→ Instructions for the task
Reproduce all lines of the listing below in which the word "title" occurs.

##### Supplied information

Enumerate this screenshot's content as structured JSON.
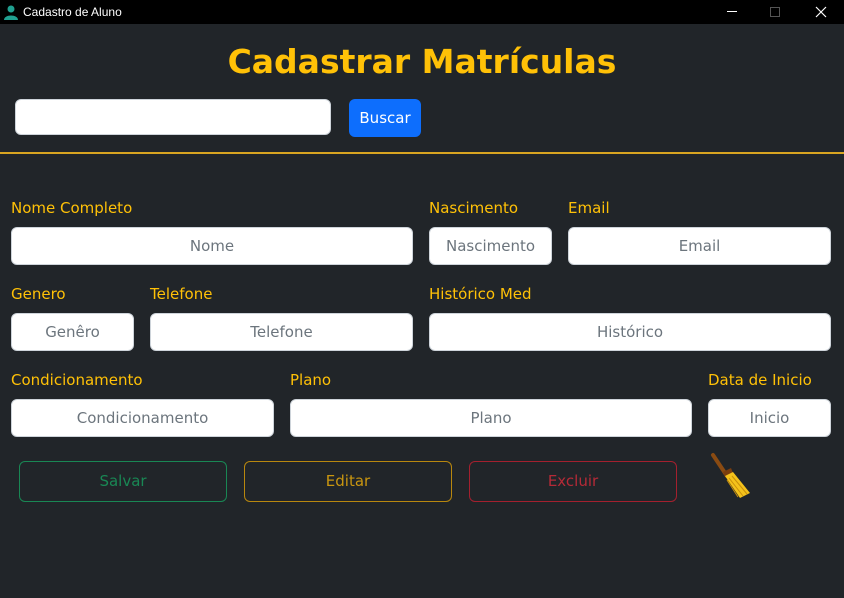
{
  "window": {
    "title": "Cadastro de Aluno",
    "controls": [
      "minimize-icon",
      "maximize-icon",
      "close-icon"
    ]
  },
  "header": {
    "title": "Cadastrar Matrículas"
  },
  "search": {
    "value": "",
    "button_label": "Buscar"
  },
  "form": {
    "nome": {
      "label": "Nome Completo",
      "placeholder": "Nome"
    },
    "nascimento": {
      "label": "Nascimento",
      "placeholder": "Nascimento"
    },
    "email": {
      "label": "Email",
      "placeholder": "Email"
    },
    "genero": {
      "label": "Genero",
      "placeholder": "Genêro"
    },
    "telefone": {
      "label": "Telefone",
      "placeholder": "Telefone"
    },
    "historico": {
      "label": "Histórico Med",
      "placeholder": "Histórico"
    },
    "condicionamento": {
      "label": "Condicionamento",
      "placeholder": "Condicionamento"
    },
    "plano": {
      "label": "Plano",
      "placeholder": "Plano"
    },
    "inicio": {
      "label": "Data de Inicio",
      "placeholder": "Inicio"
    }
  },
  "actions": {
    "save_label": "Salvar",
    "edit_label": "Editar",
    "delete_label": "Excluir",
    "clear_icon": "broom-icon"
  },
  "colors": {
    "background": "#212529",
    "accent": "#ffc107",
    "primary": "#0d6efd",
    "success": "#198754",
    "danger": "#dc3545"
  }
}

##########

→ Right answer
    "title": "Cadastro de Aluno",
    "title": "Cadastrar Matrículas"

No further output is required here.